What you should do = Below is some material; transcribe all of it exactly.

——————————

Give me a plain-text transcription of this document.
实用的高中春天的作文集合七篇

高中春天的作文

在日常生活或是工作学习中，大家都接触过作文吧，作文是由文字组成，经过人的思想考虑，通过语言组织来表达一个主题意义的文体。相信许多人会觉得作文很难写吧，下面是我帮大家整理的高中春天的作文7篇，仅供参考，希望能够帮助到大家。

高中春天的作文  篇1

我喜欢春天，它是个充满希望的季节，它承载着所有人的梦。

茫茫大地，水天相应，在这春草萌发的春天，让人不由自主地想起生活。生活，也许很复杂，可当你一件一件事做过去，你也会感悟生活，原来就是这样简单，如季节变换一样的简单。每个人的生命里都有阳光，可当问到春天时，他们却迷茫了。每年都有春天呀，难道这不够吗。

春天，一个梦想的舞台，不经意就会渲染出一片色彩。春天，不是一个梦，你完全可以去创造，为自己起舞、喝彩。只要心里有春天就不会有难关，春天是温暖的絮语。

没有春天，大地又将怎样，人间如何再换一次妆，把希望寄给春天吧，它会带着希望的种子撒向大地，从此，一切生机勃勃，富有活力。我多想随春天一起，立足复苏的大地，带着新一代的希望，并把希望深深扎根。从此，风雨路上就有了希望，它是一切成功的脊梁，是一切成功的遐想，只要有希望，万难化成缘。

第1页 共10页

——————————

Reply =
Give me a plain-text transcription of this document.
实用的高中春天的作文集合七篇

高中春天的作文

在日常生活或是工作学习中，大家都接触过作文吧，作文是由文字组成，经过人的思想考虑，通过语言组织来表达一个主题意义的文体。相信许多人会觉得作文很难写吧，下面是我帮大家整理的高中春天的作文7篇，仅供参考，希望能够帮助到大家。

高中春天的作文  篇1

我喜欢春天，它是个充满希望的季节，它承载着所有人的梦。

茫茫大地，水天相应，在这春草萌发的春天，让人不由自主地想起生活。生活，也许很复杂，可当你一件一件事做过去，你也会感悟生活，原来就是这样简单，如季节变换一样的简单。每个人的生命里都有阳光，可当问到春天时，他们却迷茫了。每年都有春天呀，难道这不够吗。

春天，一个梦想的舞台，不经意就会渲染出一片色彩。春天，不是一个梦，你完全可以去创造，为自己起舞、喝彩。只要心里有春天就不会有难关，春天是温暖的絮语。

没有春天，大地又将怎样，人间如何再换一次妆，把希望寄给春天吧，它会带着希望的种子撒向大地，从此，一切生机勃勃，富有活力。我多想随春天一起，立足复苏的大地，带着新一代的希望，并把希望深深扎根。从此，风雨路上就有了希望，它是一切成功的脊梁，是一切成功的遐想，只要有希望，万难化成缘。

第1页 共10页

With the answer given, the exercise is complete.